Dataset listings of figures:
--------------------------------
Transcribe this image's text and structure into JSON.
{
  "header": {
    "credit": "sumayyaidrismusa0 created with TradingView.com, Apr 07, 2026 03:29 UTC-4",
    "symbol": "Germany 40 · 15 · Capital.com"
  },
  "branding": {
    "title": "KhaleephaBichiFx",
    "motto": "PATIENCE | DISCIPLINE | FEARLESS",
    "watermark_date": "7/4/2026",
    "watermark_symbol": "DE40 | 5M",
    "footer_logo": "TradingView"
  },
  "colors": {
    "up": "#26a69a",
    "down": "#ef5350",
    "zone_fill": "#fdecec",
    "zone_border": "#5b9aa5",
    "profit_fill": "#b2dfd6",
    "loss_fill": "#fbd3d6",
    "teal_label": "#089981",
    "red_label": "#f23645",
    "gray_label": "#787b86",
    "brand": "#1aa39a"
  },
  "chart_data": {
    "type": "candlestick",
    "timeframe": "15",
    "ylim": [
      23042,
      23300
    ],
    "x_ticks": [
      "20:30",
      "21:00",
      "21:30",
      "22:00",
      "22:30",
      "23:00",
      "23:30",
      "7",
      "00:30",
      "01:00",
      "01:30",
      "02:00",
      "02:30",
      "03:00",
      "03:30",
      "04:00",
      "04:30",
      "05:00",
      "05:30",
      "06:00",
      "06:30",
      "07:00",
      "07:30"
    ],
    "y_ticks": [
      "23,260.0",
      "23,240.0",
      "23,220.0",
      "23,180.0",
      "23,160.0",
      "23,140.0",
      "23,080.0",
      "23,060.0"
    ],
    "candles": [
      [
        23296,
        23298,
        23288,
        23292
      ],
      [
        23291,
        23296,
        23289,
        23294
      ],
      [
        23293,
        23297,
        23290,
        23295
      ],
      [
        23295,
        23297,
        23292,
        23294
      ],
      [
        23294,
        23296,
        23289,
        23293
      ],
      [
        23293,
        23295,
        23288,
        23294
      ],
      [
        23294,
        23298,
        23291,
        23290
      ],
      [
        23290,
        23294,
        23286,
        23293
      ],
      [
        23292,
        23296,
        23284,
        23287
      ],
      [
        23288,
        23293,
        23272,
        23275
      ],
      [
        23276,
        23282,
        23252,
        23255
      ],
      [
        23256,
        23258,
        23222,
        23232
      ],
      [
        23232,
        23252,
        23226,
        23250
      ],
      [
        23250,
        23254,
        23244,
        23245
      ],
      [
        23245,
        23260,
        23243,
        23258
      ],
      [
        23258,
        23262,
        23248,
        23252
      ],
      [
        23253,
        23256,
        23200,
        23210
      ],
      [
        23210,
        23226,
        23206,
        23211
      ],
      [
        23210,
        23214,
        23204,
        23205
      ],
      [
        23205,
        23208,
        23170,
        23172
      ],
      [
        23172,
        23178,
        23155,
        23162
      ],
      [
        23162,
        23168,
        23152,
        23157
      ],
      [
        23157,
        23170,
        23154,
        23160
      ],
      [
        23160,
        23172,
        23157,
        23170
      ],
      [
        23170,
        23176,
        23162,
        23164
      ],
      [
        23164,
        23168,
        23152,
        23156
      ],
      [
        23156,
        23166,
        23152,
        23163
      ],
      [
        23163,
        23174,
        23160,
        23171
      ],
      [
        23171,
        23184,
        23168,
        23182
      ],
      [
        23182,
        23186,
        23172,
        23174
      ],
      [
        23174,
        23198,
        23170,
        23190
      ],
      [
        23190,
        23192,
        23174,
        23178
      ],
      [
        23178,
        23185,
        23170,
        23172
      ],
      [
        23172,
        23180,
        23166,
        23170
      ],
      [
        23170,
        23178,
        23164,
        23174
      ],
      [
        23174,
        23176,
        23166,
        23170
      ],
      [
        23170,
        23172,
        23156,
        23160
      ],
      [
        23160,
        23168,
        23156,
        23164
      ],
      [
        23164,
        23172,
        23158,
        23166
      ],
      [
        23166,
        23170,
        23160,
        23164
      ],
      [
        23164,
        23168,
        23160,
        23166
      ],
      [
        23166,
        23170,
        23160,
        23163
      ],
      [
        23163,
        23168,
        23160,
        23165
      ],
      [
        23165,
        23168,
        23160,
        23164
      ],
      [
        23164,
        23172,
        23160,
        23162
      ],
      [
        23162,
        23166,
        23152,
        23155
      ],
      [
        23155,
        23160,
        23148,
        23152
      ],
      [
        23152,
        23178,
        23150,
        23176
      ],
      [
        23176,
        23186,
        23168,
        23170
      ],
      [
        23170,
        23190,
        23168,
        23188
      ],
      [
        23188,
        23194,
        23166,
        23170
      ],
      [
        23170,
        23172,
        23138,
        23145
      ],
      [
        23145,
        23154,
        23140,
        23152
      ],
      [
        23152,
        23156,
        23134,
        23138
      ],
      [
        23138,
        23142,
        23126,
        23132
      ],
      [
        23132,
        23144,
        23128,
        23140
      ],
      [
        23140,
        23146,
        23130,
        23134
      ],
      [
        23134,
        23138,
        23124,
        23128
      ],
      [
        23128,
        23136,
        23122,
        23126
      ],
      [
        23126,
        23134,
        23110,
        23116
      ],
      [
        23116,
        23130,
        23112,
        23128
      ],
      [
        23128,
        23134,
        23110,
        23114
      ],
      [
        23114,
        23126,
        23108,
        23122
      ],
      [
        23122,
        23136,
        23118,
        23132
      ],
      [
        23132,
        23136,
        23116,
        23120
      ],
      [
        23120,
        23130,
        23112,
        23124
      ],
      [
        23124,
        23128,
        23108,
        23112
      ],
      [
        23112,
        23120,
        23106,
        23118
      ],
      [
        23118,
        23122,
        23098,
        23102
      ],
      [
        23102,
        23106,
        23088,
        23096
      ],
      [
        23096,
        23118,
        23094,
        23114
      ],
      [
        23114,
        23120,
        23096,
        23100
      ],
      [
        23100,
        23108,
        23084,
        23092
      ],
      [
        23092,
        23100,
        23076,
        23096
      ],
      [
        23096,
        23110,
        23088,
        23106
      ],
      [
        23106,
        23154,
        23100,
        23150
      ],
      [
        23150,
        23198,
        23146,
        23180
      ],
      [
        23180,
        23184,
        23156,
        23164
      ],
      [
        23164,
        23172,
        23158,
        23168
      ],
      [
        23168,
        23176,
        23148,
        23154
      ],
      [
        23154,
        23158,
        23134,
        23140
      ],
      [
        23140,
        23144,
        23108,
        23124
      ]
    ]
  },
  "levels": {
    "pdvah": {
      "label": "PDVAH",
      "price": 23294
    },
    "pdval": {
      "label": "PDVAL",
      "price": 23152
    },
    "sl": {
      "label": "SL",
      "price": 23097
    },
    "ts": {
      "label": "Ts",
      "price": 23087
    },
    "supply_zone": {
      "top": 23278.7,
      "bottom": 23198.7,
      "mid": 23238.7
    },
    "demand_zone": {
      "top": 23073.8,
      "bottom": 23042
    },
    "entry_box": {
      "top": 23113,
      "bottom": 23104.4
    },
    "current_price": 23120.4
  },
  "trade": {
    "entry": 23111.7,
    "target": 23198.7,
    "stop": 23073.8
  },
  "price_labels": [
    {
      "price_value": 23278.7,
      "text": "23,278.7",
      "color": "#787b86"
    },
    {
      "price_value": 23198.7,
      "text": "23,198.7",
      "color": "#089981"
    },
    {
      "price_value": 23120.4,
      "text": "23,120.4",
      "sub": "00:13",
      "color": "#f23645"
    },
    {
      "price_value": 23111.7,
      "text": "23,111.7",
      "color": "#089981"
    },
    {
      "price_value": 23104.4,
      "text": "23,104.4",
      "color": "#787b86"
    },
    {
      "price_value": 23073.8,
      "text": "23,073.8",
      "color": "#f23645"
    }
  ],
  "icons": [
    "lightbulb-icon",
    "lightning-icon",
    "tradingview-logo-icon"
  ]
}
--------------------------------
**The problem**
Find each line holding the string "text" and copy it out.

**Reply**
Transcribe this image's text and structure into JSON.
      "text": "23,278.7",
      "text": "23,198.7",
      "text": "23,120.4",
      "text": "23,111.7",
      "text": "23,104.4",
      "text": "23,073.8",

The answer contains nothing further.